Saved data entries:
::::::::
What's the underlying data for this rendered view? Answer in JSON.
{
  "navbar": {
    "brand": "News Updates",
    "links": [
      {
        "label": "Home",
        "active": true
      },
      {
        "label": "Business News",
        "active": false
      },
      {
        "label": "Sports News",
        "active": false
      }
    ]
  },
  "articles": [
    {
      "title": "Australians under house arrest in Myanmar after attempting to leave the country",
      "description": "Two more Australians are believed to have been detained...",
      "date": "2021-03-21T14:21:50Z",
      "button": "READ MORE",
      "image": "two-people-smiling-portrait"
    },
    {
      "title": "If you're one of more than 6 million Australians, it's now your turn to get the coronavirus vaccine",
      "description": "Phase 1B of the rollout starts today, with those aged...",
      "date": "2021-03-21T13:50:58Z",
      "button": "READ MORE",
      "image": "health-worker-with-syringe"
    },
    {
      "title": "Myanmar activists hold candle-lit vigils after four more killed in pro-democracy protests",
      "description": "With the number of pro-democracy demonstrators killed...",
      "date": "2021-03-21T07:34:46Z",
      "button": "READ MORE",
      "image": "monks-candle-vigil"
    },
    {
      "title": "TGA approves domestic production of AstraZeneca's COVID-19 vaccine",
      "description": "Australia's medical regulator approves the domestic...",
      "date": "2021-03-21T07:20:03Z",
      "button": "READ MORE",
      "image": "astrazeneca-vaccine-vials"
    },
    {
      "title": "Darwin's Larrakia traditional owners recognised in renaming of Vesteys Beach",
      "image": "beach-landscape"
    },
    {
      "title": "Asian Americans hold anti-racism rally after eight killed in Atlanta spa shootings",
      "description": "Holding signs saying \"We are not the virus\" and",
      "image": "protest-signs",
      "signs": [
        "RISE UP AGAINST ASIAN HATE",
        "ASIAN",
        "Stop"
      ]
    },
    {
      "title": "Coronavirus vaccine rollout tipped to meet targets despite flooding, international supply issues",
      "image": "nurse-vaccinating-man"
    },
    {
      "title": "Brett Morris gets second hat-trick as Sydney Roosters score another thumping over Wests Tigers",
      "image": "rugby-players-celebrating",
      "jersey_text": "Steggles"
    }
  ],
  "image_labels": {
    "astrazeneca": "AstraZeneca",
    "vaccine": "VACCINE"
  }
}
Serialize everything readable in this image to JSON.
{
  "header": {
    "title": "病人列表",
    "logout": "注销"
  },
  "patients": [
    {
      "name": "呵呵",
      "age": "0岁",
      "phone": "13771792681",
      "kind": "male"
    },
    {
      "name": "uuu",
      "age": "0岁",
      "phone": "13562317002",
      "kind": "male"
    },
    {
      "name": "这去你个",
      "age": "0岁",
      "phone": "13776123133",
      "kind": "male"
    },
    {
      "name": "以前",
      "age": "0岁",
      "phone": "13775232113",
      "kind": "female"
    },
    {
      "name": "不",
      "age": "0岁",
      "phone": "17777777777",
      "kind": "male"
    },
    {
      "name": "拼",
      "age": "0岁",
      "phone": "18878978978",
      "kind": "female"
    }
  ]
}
::::::::
- **Task to complete**
Each record must be transcribed exactly, with nothing left out.

- **Final answer**
What's the underlying data for this rendered view? Answer in JSON.
{
  "navbar": {
    "brand": "News Updates",
    "links": [
      {
        "label": "Home",
        "active": true
      },
      {
        "label": "Business News",
        "active": false
      },
      {
        "label": "Sports News",
        "active": false
      }
    ]
  },
  "articles": [
    {
      "title": "Australians under house arrest in Myanmar after attempting to leave the country",
      "description": "Two more Australians are believed to have been detained...",
      "date": "2021-03-21T14:21:50Z",
      "button": "READ MORE",
      "image": "two-people-smiling-portrait"
    },
    {
      "title": "If you're one of more than 6 million Australians, it's now your turn to get the coronavirus vaccine",
      "description": "Phase 1B of the rollout starts today, with those aged...",
      "date": "2021-03-21T13:50:58Z",
      "button": "READ MORE",
      "image": "health-worker-with-syringe"
    },
    {
      "title": "Myanmar activists hold candle-lit vigils after four more killed in pro-democracy protests",
      "description": "With the number of pro-democracy demonstrators killed...",
      "date": "2021-03-21T07:34:46Z",
      "button": "READ MORE",
      "image": "monks-candle-vigil"
    },
    {
      "title": "TGA approves domestic production of AstraZeneca's COVID-19 vaccine",
      "description": "Australia's medical regulator approves the domestic...",
      "date": "2021-03-21T07:20:03Z",
      "button": "READ MORE",
      "image": "astrazeneca-vaccine-vials"
    },
    {
      "title": "Darwin's Larrakia traditional owners recognised in renaming of Vesteys Beach",
      "image": "beach-landscape"
    },
    {
      "title": "Asian Americans hold anti-racism rally after eight killed in Atlanta spa shootings",
      "description": "Holding signs saying \"We are not the virus\" and",
      "image": "protest-signs",
      "signs": [
        "RISE UP AGAINST ASIAN HATE",
        "ASIAN",
        "Stop"
      ]
    },
    {
      "title": "Coronavirus vaccine rollout tipped to meet targets despite flooding, international supply issues",
      "image": "nurse-vaccinating-man"
    },
    {
      "title": "Brett Morris gets second hat-trick as Sydney Roosters score another thumping over Wests Tigers",
      "image": "rugby-players-celebrating",
      "jersey_text": "Steggles"
    }
  ],
  "image_labels": {
    "astrazeneca": "AstraZeneca",
    "vaccine": "VACCINE"
  }
}
Serialize everything readable in this image to JSON.
{
  "header": {
    "title": "病人列表",
    "logout": "注销"
  },
  "patients": [
    {
      "name": "呵呵",
      "age": "0岁",
      "phone": "13771792681",
      "kind": "male"
    },
    {
      "name": "uuu",
      "age": "0岁",
      "phone": "13562317002",
      "kind": "male"
    },
    {
      "name": "这去你个",
      "age": "0岁",
      "phone": "13776123133",
      "kind": "male"
    },
    {
      "name": "以前",
      "age": "0岁",
      "phone": "13775232113",
      "kind": "female"
    },
    {
      "name": "不",
      "age": "0岁",
      "phone": "17777777777",
      "kind": "male"
    },
    {
      "name": "拼",
      "age": "0岁",
      "phone": "18878978978",
      "kind": "female"
    }
  ]
}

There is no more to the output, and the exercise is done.